→ **REQUIRED WORK**: Copy the data that follows exactly. Include no pictures.

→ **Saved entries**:
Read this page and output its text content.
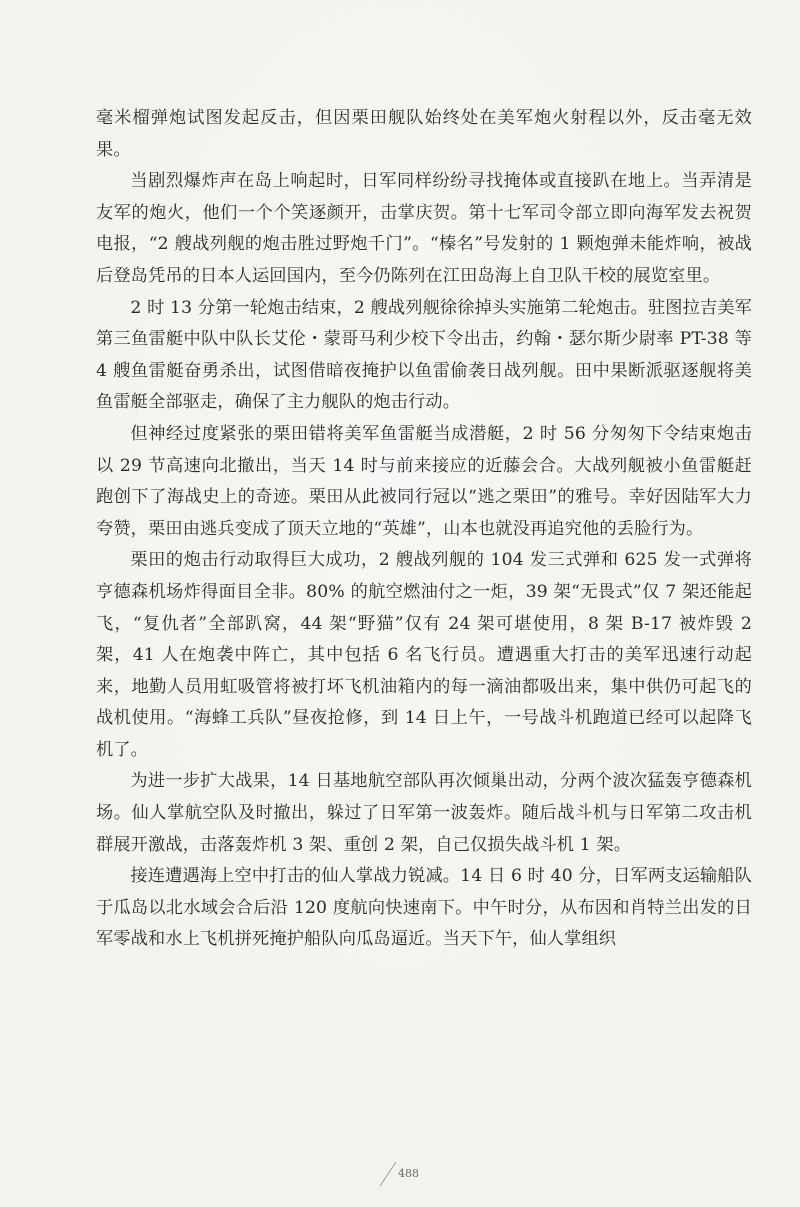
毫米榴弹炮试图发起反击，但因栗田舰队始终处在美军炮火射程以外，反击毫无效果。

当剧烈爆炸声在岛上响起时，日军同样纷纷寻找掩体或直接趴在地上。当弄清是友军的炮火，他们一个个笑逐颜开，击掌庆贺。第十七军司令部立即向海军发去祝贺电报，“2 艘战列舰的炮击胜过野炮千门”。“榛名”号发射的 1 颗炮弹未能炸响，被战后登岛凭吊的日本人运回国内，至今仍陈列在江田岛海上自卫队干校的展览室里。

2 时 13 分第一轮炮击结束，2 艘战列舰徐徐掉头实施第二轮炮击。驻图拉吉美军第三鱼雷艇中队中队长艾伦・蒙哥马利少校下令出击，约翰・瑟尔斯少尉率 PT-38 等 4 艘鱼雷艇奋勇杀出，试图借暗夜掩护以鱼雷偷袭日战列舰。田中果断派驱逐舰将美鱼雷艇全部驱走，确保了主力舰队的炮击行动。

但神经过度紧张的栗田错将美军鱼雷艇当成潜艇，2 时 56 分匆匆下令结束炮击以 29 节高速向北撤出，当天 14 时与前来接应的近藤会合。大战列舰被小鱼雷艇赶跑创下了海战史上的奇迹。栗田从此被同行冠以“逃之栗田”的雅号。幸好因陆军大力夸赞，栗田由逃兵变成了顶天立地的“英雄”，山本也就没再追究他的丢脸行为。

栗田的炮击行动取得巨大成功，2 艘战列舰的 104 发三式弹和 625 发一式弹将亨德森机场炸得面目全非。80% 的航空燃油付之一炬，39 架“无畏式”仅 7 架还能起飞，“复仇者”全部趴窝，44 架“野猫”仅有 24 架可堪使用，8 架 B-17 被炸毁 2 架，41 人在炮袭中阵亡，其中包括 6 名飞行员。遭遇重大打击的美军迅速行动起来，地勤人员用虹吸管将被打坏飞机油箱内的每一滴油都吸出来，集中供仍可起飞的战机使用。“海蜂工兵队”昼夜抢修，到 14 日上午，一号战斗机跑道已经可以起降飞机了。

为进一步扩大战果，14 日基地航空部队再次倾巢出动，分两个波次猛轰亨德森机场。仙人掌航空队及时撤出，躲过了日军第一波轰炸。随后战斗机与日军第二攻击机群展开激战，击落轰炸机 3 架、重创 2 架，自己仅损失战斗机 1 架。

接连遭遇海上空中打击的仙人掌战力锐减。14 日 6 时 40 分，日军两支运输船队于瓜岛以北水域会合后沿 120 度航向快速南下。中午时分，从布因和肖特兰出发的日军零战和水上飞机拼死掩护船队向瓜岛逼近。当天下午，仙人掌组织

488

→ **EXERCISE OUTPUT**:
Read this page and output its text content.
毫米榴弹炮试图发起反击，但因栗田舰队始终处在美军炮火射程以外，反击毫无效果。

当剧烈爆炸声在岛上响起时，日军同样纷纷寻找掩体或直接趴在地上。当弄清是友军的炮火，他们一个个笑逐颜开，击掌庆贺。第十七军司令部立即向海军发去祝贺电报，“2 艘战列舰的炮击胜过野炮千门”。“榛名”号发射的 1 颗炮弹未能炸响，被战后登岛凭吊的日本人运回国内，至今仍陈列在江田岛海上自卫队干校的展览室里。

2 时 13 分第一轮炮击结束，2 艘战列舰徐徐掉头实施第二轮炮击。驻图拉吉美军第三鱼雷艇中队中队长艾伦・蒙哥马利少校下令出击，约翰・瑟尔斯少尉率 PT-38 等 4 艘鱼雷艇奋勇杀出，试图借暗夜掩护以鱼雷偷袭日战列舰。田中果断派驱逐舰将美鱼雷艇全部驱走，确保了主力舰队的炮击行动。

但神经过度紧张的栗田错将美军鱼雷艇当成潜艇，2 时 56 分匆匆下令结束炮击以 29 节高速向北撤出，当天 14 时与前来接应的近藤会合。大战列舰被小鱼雷艇赶跑创下了海战史上的奇迹。栗田从此被同行冠以“逃之栗田”的雅号。幸好因陆军大力夸赞，栗田由逃兵变成了顶天立地的“英雄”，山本也就没再追究他的丢脸行为。

栗田的炮击行动取得巨大成功，2 艘战列舰的 104 发三式弹和 625 发一式弹将亨德森机场炸得面目全非。80% 的航空燃油付之一炬，39 架“无畏式”仅 7 架还能起飞，“复仇者”全部趴窝，44 架“野猫”仅有 24 架可堪使用，8 架 B-17 被炸毁 2 架，41 人在炮袭中阵亡，其中包括 6 名飞行员。遭遇重大打击的美军迅速行动起来，地勤人员用虹吸管将被打坏飞机油箱内的每一滴油都吸出来，集中供仍可起飞的战机使用。“海蜂工兵队”昼夜抢修，到 14 日上午，一号战斗机跑道已经可以起降飞机了。

为进一步扩大战果，14 日基地航空部队再次倾巢出动，分两个波次猛轰亨德森机场。仙人掌航空队及时撤出，躲过了日军第一波轰炸。随后战斗机与日军第二攻击机群展开激战，击落轰炸机 3 架、重创 2 架，自己仅损失战斗机 1 架。

接连遭遇海上空中打击的仙人掌战力锐减。14 日 6 时 40 分，日军两支运输船队于瓜岛以北水域会合后沿 120 度航向快速南下。中午时分，从布因和肖特兰出发的日军零战和水上飞机拼死掩护船队向瓜岛逼近。当天下午，仙人掌组织

488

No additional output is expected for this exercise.